To do
Retype each line of the material exactly, please, skipping any picture in it.

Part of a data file
>>>
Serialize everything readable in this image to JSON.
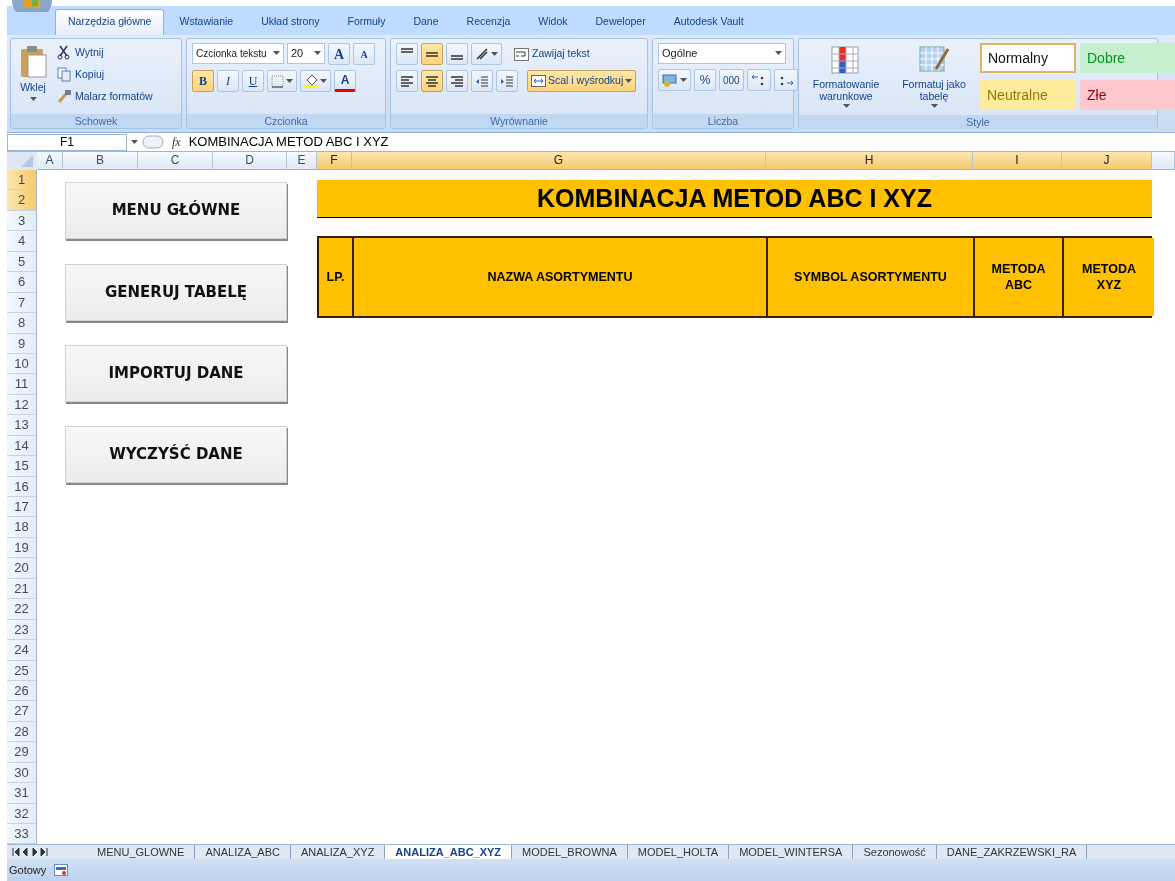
{
  "ribbon_tabs": [
    {
      "label": "Narzędzia główne",
      "selected": true
    },
    {
      "label": "Wstawianie",
      "selected": false
    },
    {
      "label": "Układ strony",
      "selected": false
    },
    {
      "label": "Formuły",
      "selected": false
    },
    {
      "label": "Dane",
      "selected": false
    },
    {
      "label": "Recenzja",
      "selected": false
    },
    {
      "label": "Widok",
      "selected": false
    },
    {
      "label": "Deweloper",
      "selected": false
    },
    {
      "label": "Autodesk Vault",
      "selected": false
    }
  ],
  "clipboard": {
    "paste": "Wklej",
    "items": [
      "Wytnij",
      "Kopiuj",
      "Malarz formatów"
    ],
    "group_label": "Schowek"
  },
  "font": {
    "font_name": "Czcionka tekstu",
    "font_size": "20",
    "grow": "A",
    "shrink": "A",
    "bold": {
      "label": "B",
      "on": true
    },
    "italic": {
      "label": "I",
      "on": false
    },
    "underline": {
      "label": "U",
      "on": false
    },
    "font_color": "A",
    "group_label": "Czcionka"
  },
  "alignment": {
    "vertical": [
      {
        "selected": false
      },
      {
        "selected": true
      },
      {
        "selected": false
      }
    ],
    "horizontal": [
      {
        "selected": false
      },
      {
        "selected": true
      },
      {
        "selected": false
      }
    ],
    "wrap": "Zawijaj tekst",
    "merge": {
      "label": "Scal i wyśrodkuj",
      "on": true
    },
    "group_label": "Wyrównanie"
  },
  "number": {
    "format": "Ogólne",
    "percent": "%",
    "thousands": "000",
    "group_label": "Liczba"
  },
  "styles": {
    "conditional": "Formatowanie warunkowe",
    "as_table": "Formatuj jako tabelę",
    "cells": [
      {
        "label": "Normalny",
        "color": "#ffffff",
        "selected": true
      },
      {
        "label": "Dobre",
        "color": "#c6efce",
        "selected": false
      },
      {
        "label": "Neutralne",
        "color": "#ffeb9c",
        "selected": false
      },
      {
        "label": "Złe",
        "color": "#ffc7ce",
        "selected": false
      }
    ],
    "group_label": "Style"
  },
  "formula_bar": {
    "name_box": "F1",
    "fx": "fx",
    "content": "KOMBINACJA METOD ABC I XYZ"
  },
  "columns": [
    {
      "label": "A",
      "selected": false
    },
    {
      "label": "B",
      "selected": false
    },
    {
      "label": "C",
      "selected": false
    },
    {
      "label": "D",
      "selected": false
    },
    {
      "label": "E",
      "selected": false
    },
    {
      "label": "F",
      "selected": true
    },
    {
      "label": "G",
      "selected": true
    },
    {
      "label": "H",
      "selected": true
    },
    {
      "label": "I",
      "selected": true
    },
    {
      "label": "J",
      "selected": true
    }
  ],
  "rows": [
    {
      "label": "1",
      "selected": true
    },
    {
      "label": "2",
      "selected": true
    },
    {
      "label": "3",
      "selected": false
    },
    {
      "label": "4",
      "selected": false
    },
    {
      "label": "5",
      "selected": false
    },
    {
      "label": "6",
      "selected": false
    },
    {
      "label": "7",
      "selected": false
    },
    {
      "label": "8",
      "selected": false
    },
    {
      "label": "9",
      "selected": false
    },
    {
      "label": "10",
      "selected": false
    },
    {
      "label": "11",
      "selected": false
    },
    {
      "label": "12",
      "selected": false
    },
    {
      "label": "13",
      "selected": false
    },
    {
      "label": "14",
      "selected": false
    },
    {
      "label": "15",
      "selected": false
    },
    {
      "label": "16",
      "selected": false
    },
    {
      "label": "17",
      "selected": false
    },
    {
      "label": "18",
      "selected": false
    },
    {
      "label": "19",
      "selected": false
    },
    {
      "label": "20",
      "selected": false
    },
    {
      "label": "21",
      "selected": false
    },
    {
      "label": "22",
      "selected": false
    },
    {
      "label": "23",
      "selected": false
    },
    {
      "label": "24",
      "selected": false
    },
    {
      "label": "25",
      "selected": false
    },
    {
      "label": "26",
      "selected": false
    },
    {
      "label": "27",
      "selected": false
    },
    {
      "label": "28",
      "selected": false
    },
    {
      "label": "29",
      "selected": false
    },
    {
      "label": "30",
      "selected": false
    },
    {
      "label": "31",
      "selected": false
    },
    {
      "label": "32",
      "selected": false
    },
    {
      "label": "33",
      "selected": false
    }
  ],
  "sheet": {
    "title": "KOMBINACJA METOD ABC I XYZ",
    "table_headers": [
      "LP.",
      "NAZWA ASORTYMENTU",
      "SYMBOL ASORTYMENTU",
      "METODA ABC",
      "METODA XYZ"
    ],
    "buttons": [
      "MENU GŁÓWNE",
      "GENERUJ TABELĘ",
      "IMPORTUJ DANE",
      "WYCZYŚĆ DANE"
    ]
  },
  "sheet_tabs": [
    {
      "label": "MENU_GLOWNE",
      "selected": false
    },
    {
      "label": "ANALIZA_ABC",
      "selected": false
    },
    {
      "label": "ANALIZA_XYZ",
      "selected": false
    },
    {
      "label": "ANALIZA_ABC_XYZ",
      "selected": true
    },
    {
      "label": "MODEL_BROWNA",
      "selected": false
    },
    {
      "label": "MODEL_HOLTA",
      "selected": false
    },
    {
      "label": "MODEL_WINTERSA",
      "selected": false
    },
    {
      "label": "Sezonowość",
      "selected": false
    },
    {
      "label": "DANE_ZAKRZEWSKI_RA",
      "selected": false
    }
  ],
  "status_bar": {
    "text": "Gotowy"
  }
}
<<<
Solved exercise
Serialize everything readable in this image to JSON.
{
  "ribbon_tabs": [
    {
      "label": "Narzędzia główne",
      "selected": true
    },
    {
      "label": "Wstawianie",
      "selected": false
    },
    {
      "label": "Układ strony",
      "selected": false
    },
    {
      "label": "Formuły",
      "selected": false
    },
    {
      "label": "Dane",
      "selected": false
    },
    {
      "label": "Recenzja",
      "selected": false
    },
    {
      "label": "Widok",
      "selected": false
    },
    {
      "label": "Deweloper",
      "selected": false
    },
    {
      "label": "Autodesk Vault",
      "selected": false
    }
  ],
  "clipboard": {
    "paste": "Wklej",
    "items": [
      "Wytnij",
      "Kopiuj",
      "Malarz formatów"
    ],
    "group_label": "Schowek"
  },
  "font": {
    "font_name": "Czcionka tekstu",
    "font_size": "20",
    "grow": "A",
    "shrink": "A",
    "bold": {
      "label": "B",
      "on": true
    },
    "italic": {
      "label": "I",
      "on": false
    },
    "underline": {
      "label": "U",
      "on": false
    },
    "font_color": "A",
    "group_label": "Czcionka"
  },
  "alignment": {
    "vertical": [
      {
        "selected": false
      },
      {
        "selected": true
      },
      {
        "selected": false
      }
    ],
    "horizontal": [
      {
        "selected": false
      },
      {
        "selected": true
      },
      {
        "selected": false
      }
    ],
    "wrap": "Zawijaj tekst",
    "merge": {
      "label": "Scal i wyśrodkuj",
      "on": true
    },
    "group_label": "Wyrównanie"
  },
  "number": {
    "format": "Ogólne",
    "percent": "%",
    "thousands": "000",
    "group_label": "Liczba"
  },
  "styles": {
    "conditional": "Formatowanie warunkowe",
    "as_table": "Formatuj jako tabelę",
    "cells": [
      {
        "label": "Normalny",
        "color": "#ffffff",
        "selected": true
      },
      {
        "label": "Dobre",
        "color": "#c6efce",
        "selected": false
      },
      {
        "label": "Neutralne",
        "color": "#ffeb9c",
        "selected": false
      },
      {
        "label": "Złe",
        "color": "#ffc7ce",
        "selected": false
      }
    ],
    "group_label": "Style"
  },
  "formula_bar": {
    "name_box": "F1",
    "fx": "fx",
    "content": "KOMBINACJA METOD ABC I XYZ"
  },
  "columns": [
    {
      "label": "A",
      "selected": false
    },
    {
      "label": "B",
      "selected": false
    },
    {
      "label": "C",
      "selected": false
    },
    {
      "label": "D",
      "selected": false
    },
    {
      "label": "E",
      "selected": false
    },
    {
      "label": "F",
      "selected": true
    },
    {
      "label": "G",
      "selected": true
    },
    {
      "label": "H",
      "selected": true
    },
    {
      "label": "I",
      "selected": true
    },
    {
      "label": "J",
      "selected": true
    }
  ],
  "rows": [
    {
      "label": "1",
      "selected": true
    },
    {
      "label": "2",
      "selected": true
    },
    {
      "label": "3",
      "selected": false
    },
    {
      "label": "4",
      "selected": false
    },
    {
      "label": "5",
      "selected": false
    },
    {
      "label": "6",
      "selected": false
    },
    {
      "label": "7",
      "selected": false
    },
    {
      "label": "8",
      "selected": false
    },
    {
      "label": "9",
      "selected": false
    },
    {
      "label": "10",
      "selected": false
    },
    {
      "label": "11",
      "selected": false
    },
    {
      "label": "12",
      "selected": false
    },
    {
      "label": "13",
      "selected": false
    },
    {
      "label": "14",
      "selected": false
    },
    {
      "label": "15",
      "selected": false
    },
    {
      "label": "16",
      "selected": false
    },
    {
      "label": "17",
      "selected": false
    },
    {
      "label": "18",
      "selected": false
    },
    {
      "label": "19",
      "selected": false
    },
    {
      "label": "20",
      "selected": false
    },
    {
      "label": "21",
      "selected": false
    },
    {
      "label": "22",
      "selected": false
    },
    {
      "label": "23",
      "selected": false
    },
    {
      "label": "24",
      "selected": false
    },
    {
      "label": "25",
      "selected": false
    },
    {
      "label": "26",
      "selected": false
    },
    {
      "label": "27",
      "selected": false
    },
    {
      "label": "28",
      "selected": false
    },
    {
      "label": "29",
      "selected": false
    },
    {
      "label": "30",
      "selected": false
    },
    {
      "label": "31",
      "selected": false
    },
    {
      "label": "32",
      "selected": false
    },
    {
      "label": "33",
      "selected": false
    }
  ],
  "sheet": {
    "title": "KOMBINACJA METOD ABC I XYZ",
    "table_headers": [
      "LP.",
      "NAZWA ASORTYMENTU",
      "SYMBOL ASORTYMENTU",
      "METODA ABC",
      "METODA XYZ"
    ],
    "buttons": [
      "MENU GŁÓWNE",
      "GENERUJ TABELĘ",
      "IMPORTUJ DANE",
      "WYCZYŚĆ DANE"
    ]
  },
  "sheet_tabs": [
    {
      "label": "MENU_GLOWNE",
      "selected": false
    },
    {
      "label": "ANALIZA_ABC",
      "selected": false
    },
    {
      "label": "ANALIZA_XYZ",
      "selected": false
    },
    {
      "label": "ANALIZA_ABC_XYZ",
      "selected": true
    },
    {
      "label": "MODEL_BROWNA",
      "selected": false
    },
    {
      "label": "MODEL_HOLTA",
      "selected": false
    },
    {
      "label": "MODEL_WINTERSA",
      "selected": false
    },
    {
      "label": "Sezonowość",
      "selected": false
    },
    {
      "label": "DANE_ZAKRZEWSKI_RA",
      "selected": false
    }
  ],
  "status_bar": {
    "text": "Gotowy"
  }
}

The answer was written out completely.